Items from a dataset
***

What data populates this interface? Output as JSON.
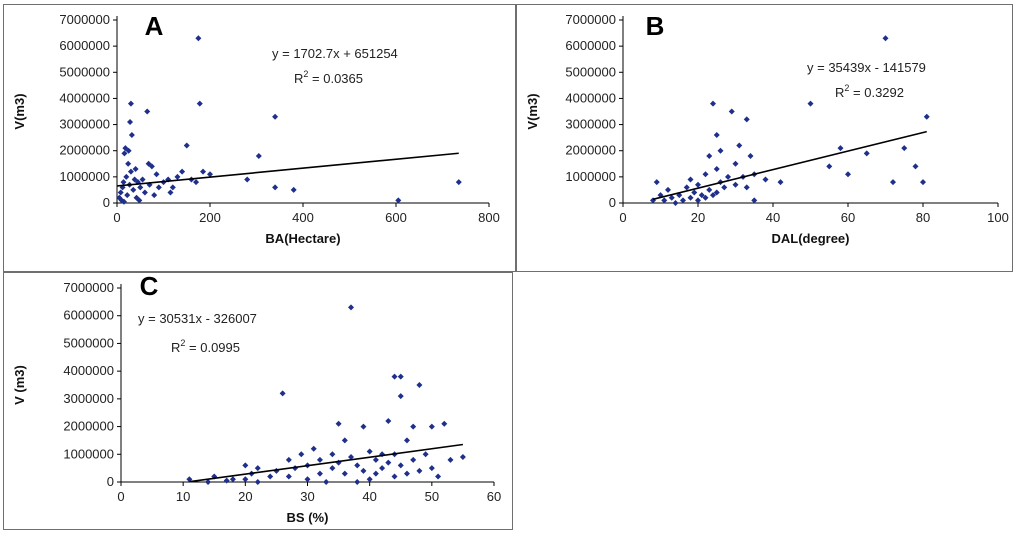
{
  "chart_data": [
    {
      "type": "scatter",
      "panel_label": "A",
      "xlabel": "BA(Hectare)",
      "ylabel": "V(m3)",
      "xlim": [
        0,
        800
      ],
      "ylim": [
        0,
        7000000
      ],
      "xticks": [
        "0",
        "200",
        "400",
        "600",
        "800"
      ],
      "yticks": [
        "0",
        "1000000",
        "2000000",
        "3000000",
        "4000000",
        "5000000",
        "6000000",
        "7000000"
      ],
      "equation": "y = 1702.7x + 651254",
      "r2_prefix": "R",
      "r2_sup": "2",
      "r2_value": " = 0.0365",
      "trendline": {
        "slope": 1702.7,
        "intercept": 651254,
        "x_range": [
          0,
          735
        ]
      },
      "marker_color": "#1f2f8c",
      "points": [
        [
          5,
          200000
        ],
        [
          8,
          400000
        ],
        [
          10,
          100000
        ],
        [
          12,
          600000
        ],
        [
          14,
          800000
        ],
        [
          15,
          50000
        ],
        [
          16,
          1900000
        ],
        [
          18,
          2100000
        ],
        [
          20,
          1000000
        ],
        [
          22,
          300000
        ],
        [
          24,
          1500000
        ],
        [
          25,
          2000000
        ],
        [
          27,
          700000
        ],
        [
          28,
          3100000
        ],
        [
          30,
          3800000
        ],
        [
          30,
          1200000
        ],
        [
          32,
          2600000
        ],
        [
          35,
          500000
        ],
        [
          38,
          900000
        ],
        [
          40,
          1300000
        ],
        [
          42,
          200000
        ],
        [
          45,
          800000
        ],
        [
          48,
          100000
        ],
        [
          50,
          600000
        ],
        [
          55,
          900000
        ],
        [
          60,
          400000
        ],
        [
          65,
          3500000
        ],
        [
          68,
          1500000
        ],
        [
          70,
          700000
        ],
        [
          75,
          1400000
        ],
        [
          80,
          300000
        ],
        [
          85,
          1100000
        ],
        [
          90,
          600000
        ],
        [
          100,
          800000
        ],
        [
          110,
          900000
        ],
        [
          115,
          400000
        ],
        [
          120,
          600000
        ],
        [
          130,
          1000000
        ],
        [
          140,
          1200000
        ],
        [
          150,
          2200000
        ],
        [
          160,
          900000
        ],
        [
          170,
          800000
        ],
        [
          175,
          6300000
        ],
        [
          178,
          3800000
        ],
        [
          185,
          1200000
        ],
        [
          200,
          1100000
        ],
        [
          280,
          900000
        ],
        [
          305,
          1800000
        ],
        [
          340,
          3300000
        ],
        [
          340,
          600000
        ],
        [
          380,
          500000
        ],
        [
          605,
          100000
        ],
        [
          735,
          800000
        ]
      ]
    },
    {
      "type": "scatter",
      "panel_label": "B",
      "xlabel": "DAL(degree)",
      "ylabel": "V(m3)",
      "xlim": [
        0,
        100
      ],
      "ylim": [
        0,
        7000000
      ],
      "xticks": [
        "0",
        "20",
        "40",
        "60",
        "80",
        "100"
      ],
      "yticks": [
        "0",
        "1000000",
        "2000000",
        "3000000",
        "4000000",
        "5000000",
        "6000000",
        "7000000"
      ],
      "equation": "y = 35439x - 141579",
      "r2_prefix": "R",
      "r2_sup": "2",
      "r2_value": " = 0.3292",
      "trendline": {
        "slope": 35439,
        "intercept": -141579,
        "x_range": [
          8,
          81
        ]
      },
      "marker_color": "#1f2f8c",
      "points": [
        [
          8,
          100000
        ],
        [
          9,
          800000
        ],
        [
          10,
          300000
        ],
        [
          11,
          100000
        ],
        [
          12,
          500000
        ],
        [
          13,
          200000
        ],
        [
          14,
          0
        ],
        [
          15,
          300000
        ],
        [
          16,
          100000
        ],
        [
          17,
          600000
        ],
        [
          18,
          200000
        ],
        [
          18,
          900000
        ],
        [
          19,
          400000
        ],
        [
          20,
          100000
        ],
        [
          20,
          700000
        ],
        [
          21,
          300000
        ],
        [
          22,
          200000
        ],
        [
          22,
          1100000
        ],
        [
          23,
          500000
        ],
        [
          23,
          1800000
        ],
        [
          24,
          300000
        ],
        [
          24,
          3800000
        ],
        [
          25,
          2600000
        ],
        [
          25,
          1300000
        ],
        [
          25,
          400000
        ],
        [
          26,
          800000
        ],
        [
          26,
          2000000
        ],
        [
          27,
          600000
        ],
        [
          28,
          1000000
        ],
        [
          29,
          3500000
        ],
        [
          30,
          1500000
        ],
        [
          30,
          700000
        ],
        [
          31,
          2200000
        ],
        [
          32,
          1000000
        ],
        [
          33,
          3200000
        ],
        [
          33,
          600000
        ],
        [
          34,
          1800000
        ],
        [
          35,
          1100000
        ],
        [
          35,
          100000
        ],
        [
          38,
          900000
        ],
        [
          42,
          800000
        ],
        [
          50,
          3800000
        ],
        [
          55,
          1400000
        ],
        [
          58,
          2100000
        ],
        [
          60,
          1100000
        ],
        [
          65,
          1900000
        ],
        [
          70,
          6300000
        ],
        [
          72,
          800000
        ],
        [
          75,
          2100000
        ],
        [
          78,
          1400000
        ],
        [
          80,
          800000
        ],
        [
          81,
          3300000
        ]
      ]
    },
    {
      "type": "scatter",
      "panel_label": "C",
      "xlabel": "BS (%)",
      "ylabel": "V (m3)",
      "xlim": [
        0,
        60
      ],
      "ylim": [
        0,
        7000000
      ],
      "xticks": [
        "0",
        "10",
        "20",
        "30",
        "40",
        "50",
        "60"
      ],
      "yticks": [
        "0",
        "1000000",
        "2000000",
        "3000000",
        "4000000",
        "5000000",
        "6000000",
        "7000000"
      ],
      "equation": "y = 30531x - 326007",
      "r2_prefix": "R",
      "r2_sup": "2",
      "r2_value": " = 0.0995",
      "trendline": {
        "slope": 30531,
        "intercept": -326007,
        "x_range": [
          11,
          55
        ]
      },
      "marker_color": "#1f2f8c",
      "points": [
        [
          11,
          100000
        ],
        [
          14,
          0
        ],
        [
          15,
          200000
        ],
        [
          17,
          50000
        ],
        [
          18,
          100000
        ],
        [
          20,
          600000
        ],
        [
          20,
          100000
        ],
        [
          21,
          300000
        ],
        [
          22,
          0
        ],
        [
          22,
          500000
        ],
        [
          24,
          200000
        ],
        [
          25,
          400000
        ],
        [
          26,
          3200000
        ],
        [
          27,
          200000
        ],
        [
          27,
          800000
        ],
        [
          28,
          500000
        ],
        [
          29,
          1000000
        ],
        [
          30,
          100000
        ],
        [
          30,
          600000
        ],
        [
          31,
          1200000
        ],
        [
          32,
          300000
        ],
        [
          32,
          800000
        ],
        [
          33,
          0
        ],
        [
          34,
          1000000
        ],
        [
          34,
          500000
        ],
        [
          35,
          2100000
        ],
        [
          35,
          700000
        ],
        [
          36,
          1500000
        ],
        [
          36,
          300000
        ],
        [
          37,
          6300000
        ],
        [
          37,
          900000
        ],
        [
          38,
          0
        ],
        [
          38,
          600000
        ],
        [
          39,
          2000000
        ],
        [
          39,
          400000
        ],
        [
          40,
          1100000
        ],
        [
          40,
          100000
        ],
        [
          41,
          800000
        ],
        [
          41,
          300000
        ],
        [
          42,
          1000000
        ],
        [
          42,
          500000
        ],
        [
          43,
          2200000
        ],
        [
          43,
          700000
        ],
        [
          44,
          3800000
        ],
        [
          44,
          1000000
        ],
        [
          44,
          200000
        ],
        [
          45,
          3100000
        ],
        [
          45,
          600000
        ],
        [
          45,
          3800000
        ],
        [
          46,
          1500000
        ],
        [
          46,
          300000
        ],
        [
          47,
          2000000
        ],
        [
          47,
          800000
        ],
        [
          48,
          400000
        ],
        [
          48,
          3500000
        ],
        [
          49,
          1000000
        ],
        [
          50,
          2000000
        ],
        [
          50,
          500000
        ],
        [
          51,
          200000
        ],
        [
          52,
          2100000
        ],
        [
          53,
          800000
        ],
        [
          55,
          900000
        ]
      ]
    }
  ]
}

***

- _Work to be completed_
Where a line holds "xlabel", copy that line.

- _In response_
      "xlabel": "BA(Hectare)",
      "xlabel": "DAL(degree)",
      "xlabel": "BS (%)",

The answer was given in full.